--- Trecho ---

Inicialmente, quando falarmos de relacionamento amoroso neste trabalho, não nos restringiremos ao modelo convencional (heteronormativo), posto que toda relação social/amorosa está sujeita a dificuldades devido a expectativas irreais quanto ao outro e a relação em si.
Dentro do escopo analítico-comportamental, compreendemos que um repertório comportamental pode ser instalado por uma consequência específica, mas que, por sua vez, a manutenção poderá ser feita por outro tipo de consequência. Por exemplo, o repertório de estudar análise do comportamento pode ter sido instalado pela consequência reforçadora intrínseca dos textos sobre práticas culturais. No entanto esta mesma pessoa pode estudar textos experimentais sobre comportamento supersticioso apenas para se esquivar de reprovação social e nas disciplinas da graduação. De tal modo, o repertório “estudar análise do comportamento” foi instalado e mantido por consequências distintas.
Do mesmo modo, o repertório comportamental de relacionar-se de modo amoroso/íntimo pode ser instalado por conta de consequências específicas (contato físico/afetivo, reforço mútuo de seguimento de regras sociais, etc.) e, no decorrer do relacionamento, poderá ser mantido por outras consequências (reprovação social da perda de bom partido, sentir-se sozinho, etc.).
Desta maneira, podemos compreender por que motivo as queixas (tatos verbais) “Nosso relacionamento não é mais o mesmo” ou “Eu não sinto o que sentia no começo do relacionamento” são geralmente emitidas no contato com o psicólogo. Apesar de elas não descreverem as contingências-problema, nos possibilitam questionar o que mudou, o que passou a funcionar de modo inadequado. Por exemplo, a forma mais romântica de um dos conjugues podia ser emitida com frequência no início do relacionamento, como escrever poesias, enviar flores, etc., e, na medida em que a intimidade entre ambos aumentou, pode ter deixado de ocorrer com tanta frequência, sendo emitida apenas em datas comemorativas.
Pessoas que apresentam essa queixa podem embasar seus comportamentos em uma autorregra comum, formulada a partir das experiências do início do relacionamento: achar que os efeitos respondentes (emoções de prazer e/ou desagrado) são o melhor parâmetro para medir se um relacionamento está bem. Isso porque tanto as consequências reforçadoras quanto punitivas podem eliciar respostas emocionais intensas. Segundo Milleson (1967), a novidade é um reforçador natural e, no início do relacionamento, muitas atividades novas são feitas por um casal (o primeiro beijo, a primeira dança, o primeiro sexo, etc.). Estas diversas atividades novas podem propiciar um contexto para emergência de regras e autorregras de topografia “um relacionamento feliz e saudável sempre eliciará respostas emocionais prazerosas”. Além disso, muitas das mídias a que estamos expostos (televisão, publicações em redes sociais) apresentam modelos de casais felizes, de um relacionamento amoroso saudável, sem mostrar frustrações no decorrer da experiência a dois. O constante contato com essa dinâmica pode instalar e ajudar a manter no indivíduo essa regra de que “só é bom se eliciar sentimentos positivos”. Assim, o sujeito pode passar a usar este parâmetro como “termômetro” para saber se algo no relacionamento amoroso precisa ser mudado. Quando acha que algo precisa ser mudado, este sujeito poderá solicitar, de modo assertivo ou não, mudanças no comportamento do outro.

--- Material fornecido ---
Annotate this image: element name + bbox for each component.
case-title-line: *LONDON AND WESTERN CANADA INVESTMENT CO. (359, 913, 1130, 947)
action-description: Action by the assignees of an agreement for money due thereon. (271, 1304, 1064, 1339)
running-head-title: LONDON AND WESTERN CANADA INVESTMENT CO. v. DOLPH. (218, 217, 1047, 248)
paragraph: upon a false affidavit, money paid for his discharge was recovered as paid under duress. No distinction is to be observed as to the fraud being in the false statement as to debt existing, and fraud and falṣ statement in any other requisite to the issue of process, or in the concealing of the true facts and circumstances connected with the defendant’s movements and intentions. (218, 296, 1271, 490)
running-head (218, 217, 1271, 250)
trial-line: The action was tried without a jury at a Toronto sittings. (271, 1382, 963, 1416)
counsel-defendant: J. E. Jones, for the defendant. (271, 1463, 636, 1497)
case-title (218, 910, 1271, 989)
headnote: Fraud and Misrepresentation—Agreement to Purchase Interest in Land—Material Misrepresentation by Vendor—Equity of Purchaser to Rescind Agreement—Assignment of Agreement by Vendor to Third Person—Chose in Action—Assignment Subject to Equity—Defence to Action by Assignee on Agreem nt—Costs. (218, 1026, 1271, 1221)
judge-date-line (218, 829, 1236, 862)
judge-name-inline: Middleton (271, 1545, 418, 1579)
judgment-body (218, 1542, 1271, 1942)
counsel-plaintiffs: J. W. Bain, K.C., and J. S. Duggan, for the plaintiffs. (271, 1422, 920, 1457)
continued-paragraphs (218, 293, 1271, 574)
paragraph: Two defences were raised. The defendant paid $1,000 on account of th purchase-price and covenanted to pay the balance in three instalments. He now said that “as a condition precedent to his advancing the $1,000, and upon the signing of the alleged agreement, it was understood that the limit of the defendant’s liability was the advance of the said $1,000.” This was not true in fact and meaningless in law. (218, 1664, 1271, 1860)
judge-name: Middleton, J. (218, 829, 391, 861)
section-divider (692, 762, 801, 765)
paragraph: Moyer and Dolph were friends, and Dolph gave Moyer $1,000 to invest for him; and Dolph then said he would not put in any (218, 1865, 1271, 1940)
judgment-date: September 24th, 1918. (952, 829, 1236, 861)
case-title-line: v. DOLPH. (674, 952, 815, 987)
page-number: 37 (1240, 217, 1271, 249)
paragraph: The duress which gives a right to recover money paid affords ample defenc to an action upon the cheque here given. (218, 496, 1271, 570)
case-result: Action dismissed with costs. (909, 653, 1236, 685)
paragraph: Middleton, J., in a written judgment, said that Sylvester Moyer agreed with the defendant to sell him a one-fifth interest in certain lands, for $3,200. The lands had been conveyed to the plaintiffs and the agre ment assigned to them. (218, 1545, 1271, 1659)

--- Tarefas ---
[A] Reescreva de forma mais breve o parágrafo do trecho que começa com “Do mesmo modo, o repertório comportamental”, mantendo seus fatos principais.
[B] Redigite sem nenhuma alteração a parte do trecho que começa em “Desta maneira, podemos” e termina em “em datas comemorativas.”.

--- Resultados esperados ---
[A] Relacionar-se de modo amoroso/íntimo pode ser instalado por certas consequências (contato físico/afetivo, reforço mútuo de seguir regras sociais) e, ao longo do relacionamento, mantido por outras (reprovação social pela perda de bom partido, sentir-se sozinho).

[B]
Desta maneira, podemos compreender por que motivo as queixas (tatos verbais) “Nosso relacionamento não é mais o mesmo” ou “Eu não sinto o que sentia no começo do relacionamento” são geralmente emitidas no contato com o psicólogo. Apesar de elas não descreverem as contingências-problema, nos possibilitam questionar o que mudou, o que passou a funcionar de modo inadequado. Por exemplo, a forma mais romântica de um dos conjugues podia ser emitida com frequência no início do relacionamento, como escrever poesias, enviar flores, etc., e, na medida em que a intimidade entre ambos aumentou, pode ter deixado de ocorrer com tanta frequência, sendo emitida apenas em datas comemorativas.